-------- Given records --------

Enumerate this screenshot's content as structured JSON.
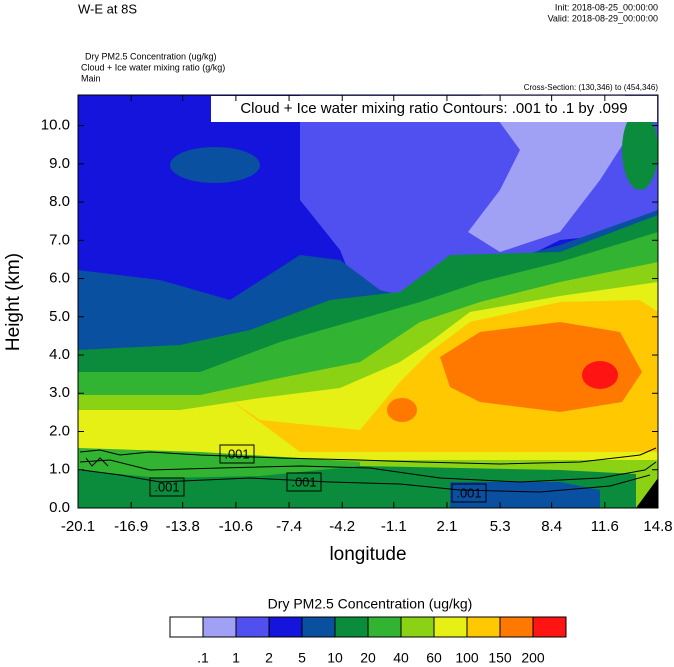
{
  "chart_data": {
    "type": "contour",
    "title": "W-E at 8S",
    "init": "Init: 2018-08-25_00:00:00",
    "valid": "Valid: 2018-08-29_00:00:00",
    "field_labels": [
      "Dry PM2.5 Concentration   (ug/kg)",
      "Cloud + Ice water mixing ratio   (g/kg)",
      "Main"
    ],
    "cross_section": "Cross-Section: (130,346) to (454,346)",
    "contour_note": "Cloud + Ice water mixing ratio Contours: .001 to .1 by .099",
    "contour_labels": [
      ".001",
      ".001",
      ".001",
      ".001"
    ],
    "ylabel": "Height (km)",
    "xlabel": "longitude",
    "ylim": [
      0,
      10.8
    ],
    "yticks": [
      {
        "value": 0,
        "label": "0.0"
      },
      {
        "value": 1,
        "label": "1.0"
      },
      {
        "value": 2,
        "label": "2.0"
      },
      {
        "value": 3,
        "label": "3.0"
      },
      {
        "value": 4,
        "label": "4.0"
      },
      {
        "value": 5,
        "label": "5.0"
      },
      {
        "value": 6,
        "label": "6.0"
      },
      {
        "value": 7,
        "label": "7.0"
      },
      {
        "value": 8,
        "label": "8.0"
      },
      {
        "value": 9,
        "label": "9.0"
      },
      {
        "value": 10,
        "label": "10.0"
      }
    ],
    "xlim": [
      -20.1,
      14.8
    ],
    "xticks": [
      -20.1,
      -16.9,
      -13.8,
      -10.6,
      -7.4,
      -4.2,
      -1.1,
      2.1,
      5.3,
      8.4,
      11.6,
      14.8
    ],
    "colorbar_title": "Dry PM2.5 Concentration  (ug/kg)",
    "colorbar_levels": [
      {
        "value": 0.1,
        "label": ".1"
      },
      1,
      2,
      5,
      10,
      20,
      40,
      60,
      100,
      150,
      200
    ],
    "colorbar_colors": [
      "#ffffff",
      "#a0a0f5",
      "#5050f0",
      "#1414dc",
      "#0a50a0",
      "#0a8c3c",
      "#32b432",
      "#8cd214",
      "#e6f014",
      "#ffc800",
      "#ff7800",
      "#ff1414"
    ]
  }
}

--------

### [Goal]
Scan the lines above for "Cloud", then copy every one that has it.

### [Result for this exercise]
      "Cloud + Ice water mixing ratio   (g/kg)",
    "contour_note": "Cloud + Ice water mixing ratio Contours: .001 to .1 by .099",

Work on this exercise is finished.